| TASK TO CARRY OUT |
Gather up all lines that carry the word "name".

::: RAW DATA :::

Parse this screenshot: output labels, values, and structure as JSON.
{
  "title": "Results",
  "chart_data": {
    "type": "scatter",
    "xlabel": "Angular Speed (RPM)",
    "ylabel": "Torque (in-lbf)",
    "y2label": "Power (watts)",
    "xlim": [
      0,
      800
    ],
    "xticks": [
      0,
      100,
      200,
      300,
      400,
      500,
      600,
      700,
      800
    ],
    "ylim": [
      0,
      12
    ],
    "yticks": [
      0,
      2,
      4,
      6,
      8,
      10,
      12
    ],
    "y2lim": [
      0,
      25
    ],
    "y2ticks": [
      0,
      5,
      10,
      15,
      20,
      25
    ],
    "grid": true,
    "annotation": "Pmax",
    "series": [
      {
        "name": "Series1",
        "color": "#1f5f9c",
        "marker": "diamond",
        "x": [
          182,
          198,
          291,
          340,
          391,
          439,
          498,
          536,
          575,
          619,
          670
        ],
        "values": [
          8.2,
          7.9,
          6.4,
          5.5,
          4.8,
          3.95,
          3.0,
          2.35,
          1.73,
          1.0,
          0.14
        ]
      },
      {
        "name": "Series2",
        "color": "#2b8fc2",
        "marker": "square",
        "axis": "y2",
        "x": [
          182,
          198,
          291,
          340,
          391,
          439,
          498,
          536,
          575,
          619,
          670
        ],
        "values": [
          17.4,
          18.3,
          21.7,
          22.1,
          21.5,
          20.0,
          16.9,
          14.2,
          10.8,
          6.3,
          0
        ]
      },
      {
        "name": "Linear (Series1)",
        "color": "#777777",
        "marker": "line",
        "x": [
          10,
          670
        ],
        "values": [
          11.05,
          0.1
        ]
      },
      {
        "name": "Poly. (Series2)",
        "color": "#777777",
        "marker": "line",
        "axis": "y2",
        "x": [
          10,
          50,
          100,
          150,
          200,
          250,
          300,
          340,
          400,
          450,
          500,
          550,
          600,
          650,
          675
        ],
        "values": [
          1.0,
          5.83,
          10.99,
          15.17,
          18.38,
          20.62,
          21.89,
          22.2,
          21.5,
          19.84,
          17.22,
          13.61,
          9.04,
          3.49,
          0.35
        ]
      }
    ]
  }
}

:::
::: RAW DATA :::

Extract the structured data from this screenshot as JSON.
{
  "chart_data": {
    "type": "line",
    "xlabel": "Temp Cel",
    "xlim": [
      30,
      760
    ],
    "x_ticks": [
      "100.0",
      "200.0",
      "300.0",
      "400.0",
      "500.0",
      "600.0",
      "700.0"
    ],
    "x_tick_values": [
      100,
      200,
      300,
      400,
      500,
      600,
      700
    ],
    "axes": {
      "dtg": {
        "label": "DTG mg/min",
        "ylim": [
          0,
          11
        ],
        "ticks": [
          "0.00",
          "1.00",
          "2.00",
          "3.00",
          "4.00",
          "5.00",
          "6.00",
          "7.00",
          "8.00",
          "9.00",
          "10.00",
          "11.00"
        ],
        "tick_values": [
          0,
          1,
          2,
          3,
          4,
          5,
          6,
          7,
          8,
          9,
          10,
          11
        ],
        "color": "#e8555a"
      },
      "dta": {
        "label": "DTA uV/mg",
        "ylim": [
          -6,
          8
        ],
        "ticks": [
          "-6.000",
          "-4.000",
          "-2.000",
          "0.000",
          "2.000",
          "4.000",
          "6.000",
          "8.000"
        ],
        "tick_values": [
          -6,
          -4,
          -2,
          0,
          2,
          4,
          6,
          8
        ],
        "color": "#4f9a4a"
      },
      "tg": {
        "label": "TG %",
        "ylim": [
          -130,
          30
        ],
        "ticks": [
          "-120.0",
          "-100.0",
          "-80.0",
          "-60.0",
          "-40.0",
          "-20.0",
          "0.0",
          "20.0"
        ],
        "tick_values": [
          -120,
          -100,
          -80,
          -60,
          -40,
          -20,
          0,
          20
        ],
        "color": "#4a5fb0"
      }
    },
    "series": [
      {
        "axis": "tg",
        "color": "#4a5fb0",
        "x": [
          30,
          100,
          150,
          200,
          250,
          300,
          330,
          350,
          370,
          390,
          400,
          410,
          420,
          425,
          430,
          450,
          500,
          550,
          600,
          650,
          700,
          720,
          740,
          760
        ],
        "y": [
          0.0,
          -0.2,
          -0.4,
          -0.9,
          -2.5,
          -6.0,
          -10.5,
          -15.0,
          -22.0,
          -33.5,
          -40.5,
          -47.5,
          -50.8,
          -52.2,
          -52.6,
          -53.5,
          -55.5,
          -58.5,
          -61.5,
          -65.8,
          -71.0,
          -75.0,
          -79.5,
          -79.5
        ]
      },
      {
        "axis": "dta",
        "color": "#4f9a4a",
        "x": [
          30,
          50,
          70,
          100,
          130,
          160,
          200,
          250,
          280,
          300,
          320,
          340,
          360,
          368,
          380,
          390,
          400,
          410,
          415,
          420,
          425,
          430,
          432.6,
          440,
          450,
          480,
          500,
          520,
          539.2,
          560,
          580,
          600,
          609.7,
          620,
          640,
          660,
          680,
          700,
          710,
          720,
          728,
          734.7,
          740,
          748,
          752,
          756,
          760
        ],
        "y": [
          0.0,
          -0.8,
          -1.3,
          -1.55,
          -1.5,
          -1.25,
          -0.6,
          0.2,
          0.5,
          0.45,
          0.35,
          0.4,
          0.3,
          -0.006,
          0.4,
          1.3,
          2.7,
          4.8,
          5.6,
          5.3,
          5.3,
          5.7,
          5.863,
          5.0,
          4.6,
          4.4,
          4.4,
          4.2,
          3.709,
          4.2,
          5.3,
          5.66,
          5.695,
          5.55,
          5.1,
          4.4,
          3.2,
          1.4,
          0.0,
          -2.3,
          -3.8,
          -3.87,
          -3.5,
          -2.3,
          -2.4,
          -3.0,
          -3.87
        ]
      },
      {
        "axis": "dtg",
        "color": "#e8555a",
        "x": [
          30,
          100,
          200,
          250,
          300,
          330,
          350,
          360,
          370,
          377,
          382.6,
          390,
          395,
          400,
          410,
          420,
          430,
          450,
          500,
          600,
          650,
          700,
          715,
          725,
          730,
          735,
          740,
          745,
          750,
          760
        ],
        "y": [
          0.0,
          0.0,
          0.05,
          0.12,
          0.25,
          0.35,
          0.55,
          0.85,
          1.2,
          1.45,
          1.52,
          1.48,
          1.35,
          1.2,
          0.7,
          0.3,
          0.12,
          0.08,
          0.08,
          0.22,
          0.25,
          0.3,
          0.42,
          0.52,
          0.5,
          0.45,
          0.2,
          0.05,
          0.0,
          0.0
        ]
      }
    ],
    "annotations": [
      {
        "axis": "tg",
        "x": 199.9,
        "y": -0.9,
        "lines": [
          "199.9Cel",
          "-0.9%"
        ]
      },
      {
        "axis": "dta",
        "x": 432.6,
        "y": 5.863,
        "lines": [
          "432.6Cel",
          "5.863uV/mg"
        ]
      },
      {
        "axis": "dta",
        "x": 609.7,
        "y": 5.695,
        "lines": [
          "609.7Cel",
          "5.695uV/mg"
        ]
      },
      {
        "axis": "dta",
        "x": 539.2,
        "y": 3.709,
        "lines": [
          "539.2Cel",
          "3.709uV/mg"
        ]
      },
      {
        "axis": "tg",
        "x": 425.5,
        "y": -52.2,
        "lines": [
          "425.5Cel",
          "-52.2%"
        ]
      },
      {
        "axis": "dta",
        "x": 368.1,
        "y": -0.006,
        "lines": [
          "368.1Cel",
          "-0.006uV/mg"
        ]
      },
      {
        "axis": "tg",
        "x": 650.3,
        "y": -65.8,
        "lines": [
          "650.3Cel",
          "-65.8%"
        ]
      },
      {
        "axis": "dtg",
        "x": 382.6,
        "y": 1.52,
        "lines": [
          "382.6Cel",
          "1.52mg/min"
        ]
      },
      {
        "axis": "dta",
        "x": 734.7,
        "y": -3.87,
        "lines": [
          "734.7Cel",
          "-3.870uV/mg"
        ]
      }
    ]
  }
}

:::

| CORRECT RESULT |
        "name": "Series1",
        "name": "Series2",
        "name": "Linear (Series1)",
        "name": "Poly. (Series2)",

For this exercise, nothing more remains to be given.